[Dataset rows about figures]
#####

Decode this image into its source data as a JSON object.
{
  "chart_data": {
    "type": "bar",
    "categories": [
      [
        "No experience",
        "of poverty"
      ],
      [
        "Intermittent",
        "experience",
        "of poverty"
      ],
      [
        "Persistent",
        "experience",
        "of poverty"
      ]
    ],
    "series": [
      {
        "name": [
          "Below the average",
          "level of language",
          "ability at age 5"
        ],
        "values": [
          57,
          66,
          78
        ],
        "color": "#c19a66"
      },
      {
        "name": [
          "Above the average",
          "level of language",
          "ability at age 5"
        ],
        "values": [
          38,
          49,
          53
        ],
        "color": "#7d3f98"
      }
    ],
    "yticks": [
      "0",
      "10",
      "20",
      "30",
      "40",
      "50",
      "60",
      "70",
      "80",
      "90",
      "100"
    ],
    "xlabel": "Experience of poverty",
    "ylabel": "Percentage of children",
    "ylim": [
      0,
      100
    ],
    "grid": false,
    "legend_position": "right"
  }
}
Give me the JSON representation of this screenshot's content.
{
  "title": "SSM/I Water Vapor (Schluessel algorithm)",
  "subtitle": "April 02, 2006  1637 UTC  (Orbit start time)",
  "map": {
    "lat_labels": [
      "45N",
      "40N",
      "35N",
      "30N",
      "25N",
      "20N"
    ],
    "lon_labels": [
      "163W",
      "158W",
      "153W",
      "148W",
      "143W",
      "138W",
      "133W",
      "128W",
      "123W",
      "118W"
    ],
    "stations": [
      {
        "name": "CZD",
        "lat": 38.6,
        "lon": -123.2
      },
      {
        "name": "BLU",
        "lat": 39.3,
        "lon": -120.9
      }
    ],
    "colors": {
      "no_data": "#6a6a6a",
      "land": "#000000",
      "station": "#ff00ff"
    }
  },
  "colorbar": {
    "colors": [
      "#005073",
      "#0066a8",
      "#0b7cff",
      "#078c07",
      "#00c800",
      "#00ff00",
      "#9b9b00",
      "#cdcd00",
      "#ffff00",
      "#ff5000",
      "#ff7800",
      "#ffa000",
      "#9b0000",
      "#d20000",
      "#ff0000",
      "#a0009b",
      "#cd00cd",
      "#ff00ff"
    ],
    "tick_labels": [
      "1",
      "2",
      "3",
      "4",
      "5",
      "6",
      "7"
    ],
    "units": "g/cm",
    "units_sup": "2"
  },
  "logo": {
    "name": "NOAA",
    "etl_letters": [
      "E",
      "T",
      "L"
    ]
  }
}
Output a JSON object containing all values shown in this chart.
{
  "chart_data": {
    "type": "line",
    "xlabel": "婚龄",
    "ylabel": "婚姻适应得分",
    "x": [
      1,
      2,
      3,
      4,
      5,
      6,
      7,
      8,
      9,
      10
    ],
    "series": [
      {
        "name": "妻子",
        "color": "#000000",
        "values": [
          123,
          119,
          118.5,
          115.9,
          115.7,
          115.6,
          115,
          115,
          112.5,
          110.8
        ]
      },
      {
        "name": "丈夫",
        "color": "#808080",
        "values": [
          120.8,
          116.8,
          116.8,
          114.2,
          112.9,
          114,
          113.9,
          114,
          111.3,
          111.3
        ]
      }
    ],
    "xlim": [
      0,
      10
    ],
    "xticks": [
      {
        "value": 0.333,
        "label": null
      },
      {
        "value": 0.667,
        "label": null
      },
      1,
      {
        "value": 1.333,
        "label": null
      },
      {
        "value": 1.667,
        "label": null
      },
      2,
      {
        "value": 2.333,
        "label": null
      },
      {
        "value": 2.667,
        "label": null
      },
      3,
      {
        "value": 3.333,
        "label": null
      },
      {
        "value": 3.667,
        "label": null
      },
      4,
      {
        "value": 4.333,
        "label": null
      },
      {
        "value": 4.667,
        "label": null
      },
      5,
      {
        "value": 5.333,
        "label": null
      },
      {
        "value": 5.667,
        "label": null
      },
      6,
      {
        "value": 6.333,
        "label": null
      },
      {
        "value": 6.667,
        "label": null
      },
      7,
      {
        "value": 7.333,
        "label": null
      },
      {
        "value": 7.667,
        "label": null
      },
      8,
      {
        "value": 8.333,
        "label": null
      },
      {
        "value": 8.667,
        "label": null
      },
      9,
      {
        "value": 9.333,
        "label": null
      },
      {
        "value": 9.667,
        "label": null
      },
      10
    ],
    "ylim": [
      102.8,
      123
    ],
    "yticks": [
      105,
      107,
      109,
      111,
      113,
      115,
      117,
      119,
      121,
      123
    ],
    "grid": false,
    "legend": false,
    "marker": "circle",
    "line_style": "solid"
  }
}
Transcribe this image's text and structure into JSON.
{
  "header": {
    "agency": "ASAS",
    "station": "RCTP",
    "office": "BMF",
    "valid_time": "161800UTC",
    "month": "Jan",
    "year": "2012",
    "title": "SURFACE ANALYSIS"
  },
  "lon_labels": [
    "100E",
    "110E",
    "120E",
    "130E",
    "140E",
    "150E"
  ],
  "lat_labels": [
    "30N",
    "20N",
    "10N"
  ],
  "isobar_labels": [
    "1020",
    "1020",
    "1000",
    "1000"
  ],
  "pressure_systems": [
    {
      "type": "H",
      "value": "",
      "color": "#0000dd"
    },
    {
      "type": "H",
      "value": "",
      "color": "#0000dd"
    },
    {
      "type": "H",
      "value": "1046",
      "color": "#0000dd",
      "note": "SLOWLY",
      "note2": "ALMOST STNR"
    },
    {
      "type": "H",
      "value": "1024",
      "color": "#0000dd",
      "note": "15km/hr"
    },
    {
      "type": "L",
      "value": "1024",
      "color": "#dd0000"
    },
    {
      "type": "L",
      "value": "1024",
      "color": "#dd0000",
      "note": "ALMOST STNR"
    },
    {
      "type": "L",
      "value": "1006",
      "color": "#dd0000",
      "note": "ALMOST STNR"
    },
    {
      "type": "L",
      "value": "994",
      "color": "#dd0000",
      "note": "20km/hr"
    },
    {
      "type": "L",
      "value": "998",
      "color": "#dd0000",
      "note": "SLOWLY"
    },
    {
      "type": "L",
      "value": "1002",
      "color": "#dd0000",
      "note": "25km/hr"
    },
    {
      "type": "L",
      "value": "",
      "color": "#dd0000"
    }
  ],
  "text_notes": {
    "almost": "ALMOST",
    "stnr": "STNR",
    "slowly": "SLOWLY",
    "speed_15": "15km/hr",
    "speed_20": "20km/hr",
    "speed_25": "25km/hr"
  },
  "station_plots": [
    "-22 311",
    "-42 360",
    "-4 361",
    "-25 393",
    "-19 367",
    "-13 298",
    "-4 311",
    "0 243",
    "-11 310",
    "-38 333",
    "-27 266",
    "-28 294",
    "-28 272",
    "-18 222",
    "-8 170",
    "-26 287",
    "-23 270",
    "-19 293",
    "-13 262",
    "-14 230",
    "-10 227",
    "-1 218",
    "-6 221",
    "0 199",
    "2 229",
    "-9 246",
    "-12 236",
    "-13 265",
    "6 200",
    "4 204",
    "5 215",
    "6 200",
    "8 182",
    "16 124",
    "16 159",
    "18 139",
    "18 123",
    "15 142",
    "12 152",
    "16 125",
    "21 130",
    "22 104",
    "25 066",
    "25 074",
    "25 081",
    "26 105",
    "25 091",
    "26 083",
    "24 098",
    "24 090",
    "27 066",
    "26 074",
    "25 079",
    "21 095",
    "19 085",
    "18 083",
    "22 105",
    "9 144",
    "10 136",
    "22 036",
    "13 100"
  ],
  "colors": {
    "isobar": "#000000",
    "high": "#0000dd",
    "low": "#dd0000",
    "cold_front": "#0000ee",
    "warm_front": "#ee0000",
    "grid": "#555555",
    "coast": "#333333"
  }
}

#####

**Requirement:**
Print the records above in full, exactly.

**Exercise result:**
Decode this image into its source data as a JSON object.
{
  "chart_data": {
    "type": "bar",
    "categories": [
      [
        "No experience",
        "of poverty"
      ],
      [
        "Intermittent",
        "experience",
        "of poverty"
      ],
      [
        "Persistent",
        "experience",
        "of poverty"
      ]
    ],
    "series": [
      {
        "name": [
          "Below the average",
          "level of language",
          "ability at age 5"
        ],
        "values": [
          57,
          66,
          78
        ],
        "color": "#c19a66"
      },
      {
        "name": [
          "Above the average",
          "level of language",
          "ability at age 5"
        ],
        "values": [
          38,
          49,
          53
        ],
        "color": "#7d3f98"
      }
    ],
    "yticks": [
      "0",
      "10",
      "20",
      "30",
      "40",
      "50",
      "60",
      "70",
      "80",
      "90",
      "100"
    ],
    "xlabel": "Experience of poverty",
    "ylabel": "Percentage of children",
    "ylim": [
      0,
      100
    ],
    "grid": false,
    "legend_position": "right"
  }
}
Give me the JSON representation of this screenshot's content.
{
  "title": "SSM/I Water Vapor (Schluessel algorithm)",
  "subtitle": "April 02, 2006  1637 UTC  (Orbit start time)",
  "map": {
    "lat_labels": [
      "45N",
      "40N",
      "35N",
      "30N",
      "25N",
      "20N"
    ],
    "lon_labels": [
      "163W",
      "158W",
      "153W",
      "148W",
      "143W",
      "138W",
      "133W",
      "128W",
      "123W",
      "118W"
    ],
    "stations": [
      {
        "name": "CZD",
        "lat": 38.6,
        "lon": -123.2
      },
      {
        "name": "BLU",
        "lat": 39.3,
        "lon": -120.9
      }
    ],
    "colors": {
      "no_data": "#6a6a6a",
      "land": "#000000",
      "station": "#ff00ff"
    }
  },
  "colorbar": {
    "colors": [
      "#005073",
      "#0066a8",
      "#0b7cff",
      "#078c07",
      "#00c800",
      "#00ff00",
      "#9b9b00",
      "#cdcd00",
      "#ffff00",
      "#ff5000",
      "#ff7800",
      "#ffa000",
      "#9b0000",
      "#d20000",
      "#ff0000",
      "#a0009b",
      "#cd00cd",
      "#ff00ff"
    ],
    "tick_labels": [
      "1",
      "2",
      "3",
      "4",
      "5",
      "6",
      "7"
    ],
    "units": "g/cm",
    "units_sup": "2"
  },
  "logo": {
    "name": "NOAA",
    "etl_letters": [
      "E",
      "T",
      "L"
    ]
  }
}
Output a JSON object containing all values shown in this chart.
{
  "chart_data": {
    "type": "line",
    "xlabel": "婚龄",
    "ylabel": "婚姻适应得分",
    "x": [
      1,
      2,
      3,
      4,
      5,
      6,
      7,
      8,
      9,
      10
    ],
    "series": [
      {
        "name": "妻子",
        "color": "#000000",
        "values": [
          123,
          119,
          118.5,
          115.9,
          115.7,
          115.6,
          115,
          115,
          112.5,
          110.8
        ]
      },
      {
        "name": "丈夫",
        "color": "#808080",
        "values": [
          120.8,
          116.8,
          116.8,
          114.2,
          112.9,
          114,
          113.9,
          114,
          111.3,
          111.3
        ]
      }
    ],
    "xlim": [
      0,
      10
    ],
    "xticks": [
      {
        "value": 0.333,
        "label": null
      },
      {
        "value": 0.667,
        "label": null
      },
      1,
      {
        "value": 1.333,
        "label": null
      },
      {
        "value": 1.667,
        "label": null
      },
      2,
      {
        "value": 2.333,
        "label": null
      },
      {
        "value": 2.667,
        "label": null
      },
      3,
      {
        "value": 3.333,
        "label": null
      },
      {
        "value": 3.667,
        "label": null
      },
      4,
      {
        "value": 4.333,
        "label": null
      },
      {
        "value": 4.667,
        "label": null
      },
      5,
      {
        "value": 5.333,
        "label": null
      },
      {
        "value": 5.667,
        "label": null
      },
      6,
      {
        "value": 6.333,
        "label": null
      },
      {
        "value": 6.667,
        "label": null
      },
      7,
      {
        "value": 7.333,
        "label": null
      },
      {
        "value": 7.667,
        "label": null
      },
      8,
      {
        "value": 8.333,
        "label": null
      },
      {
        "value": 8.667,
        "label": null
      },
      9,
      {
        "value": 9.333,
        "label": null
      },
      {
        "value": 9.667,
        "label": null
      },
      10
    ],
    "ylim": [
      102.8,
      123
    ],
    "yticks": [
      105,
      107,
      109,
      111,
      113,
      115,
      117,
      119,
      121,
      123
    ],
    "grid": false,
    "legend": false,
    "marker": "circle",
    "line_style": "solid"
  }
}
Transcribe this image's text and structure into JSON.
{
  "header": {
    "agency": "ASAS",
    "station": "RCTP",
    "office": "BMF",
    "valid_time": "161800UTC",
    "month": "Jan",
    "year": "2012",
    "title": "SURFACE ANALYSIS"
  },
  "lon_labels": [
    "100E",
    "110E",
    "120E",
    "130E",
    "140E",
    "150E"
  ],
  "lat_labels": [
    "30N",
    "20N",
    "10N"
  ],
  "isobar_labels": [
    "1020",
    "1020",
    "1000",
    "1000"
  ],
  "pressure_systems": [
    {
      "type": "H",
      "value": "",
      "color": "#0000dd"
    },
    {
      "type": "H",
      "value": "",
      "color": "#0000dd"
    },
    {
      "type": "H",
      "value": "1046",
      "color": "#0000dd",
      "note": "SLOWLY",
      "note2": "ALMOST STNR"
    },
    {
      "type": "H",
      "value": "1024",
      "color": "#0000dd",
      "note": "15km/hr"
    },
    {
      "type": "L",
      "value": "1024",
      "color": "#dd0000"
    },
    {
      "type": "L",
      "value": "1024",
      "color": "#dd0000",
      "note": "ALMOST STNR"
    },
    {
      "type": "L",
      "value": "1006",
      "color": "#dd0000",
      "note": "ALMOST STNR"
    },
    {
      "type": "L",
      "value": "994",
      "color": "#dd0000",
      "note": "20km/hr"
    },
    {
      "type": "L",
      "value": "998",
      "color": "#dd0000",
      "note": "SLOWLY"
    },
    {
      "type": "L",
      "value": "1002",
      "color": "#dd0000",
      "note": "25km/hr"
    },
    {
      "type": "L",
      "value": "",
      "color": "#dd0000"
    }
  ],
  "text_notes": {
    "almost": "ALMOST",
    "stnr": "STNR",
    "slowly": "SLOWLY",
    "speed_15": "15km/hr",
    "speed_20": "20km/hr",
    "speed_25": "25km/hr"
  },
  "station_plots": [
    "-22 311",
    "-42 360",
    "-4 361",
    "-25 393",
    "-19 367",
    "-13 298",
    "-4 311",
    "0 243",
    "-11 310",
    "-38 333",
    "-27 266",
    "-28 294",
    "-28 272",
    "-18 222",
    "-8 170",
    "-26 287",
    "-23 270",
    "-19 293",
    "-13 262",
    "-14 230",
    "-10 227",
    "-1 218",
    "-6 221",
    "0 199",
    "2 229",
    "-9 246",
    "-12 236",
    "-13 265",
    "6 200",
    "4 204",
    "5 215",
    "6 200",
    "8 182",
    "16 124",
    "16 159",
    "18 139",
    "18 123",
    "15 142",
    "12 152",
    "16 125",
    "21 130",
    "22 104",
    "25 066",
    "25 074",
    "25 081",
    "26 105",
    "25 091",
    "26 083",
    "24 098",
    "24 090",
    "27 066",
    "26 074",
    "25 079",
    "21 095",
    "19 085",
    "18 083",
    "22 105",
    "9 144",
    "10 136",
    "22 036",
    "13 100"
  ],
  "colors": {
    "isobar": "#000000",
    "high": "#0000dd",
    "low": "#dd0000",
    "cold_front": "#0000ee",
    "warm_front": "#ee0000",
    "grid": "#555555",
    "coast": "#333333"
  }
}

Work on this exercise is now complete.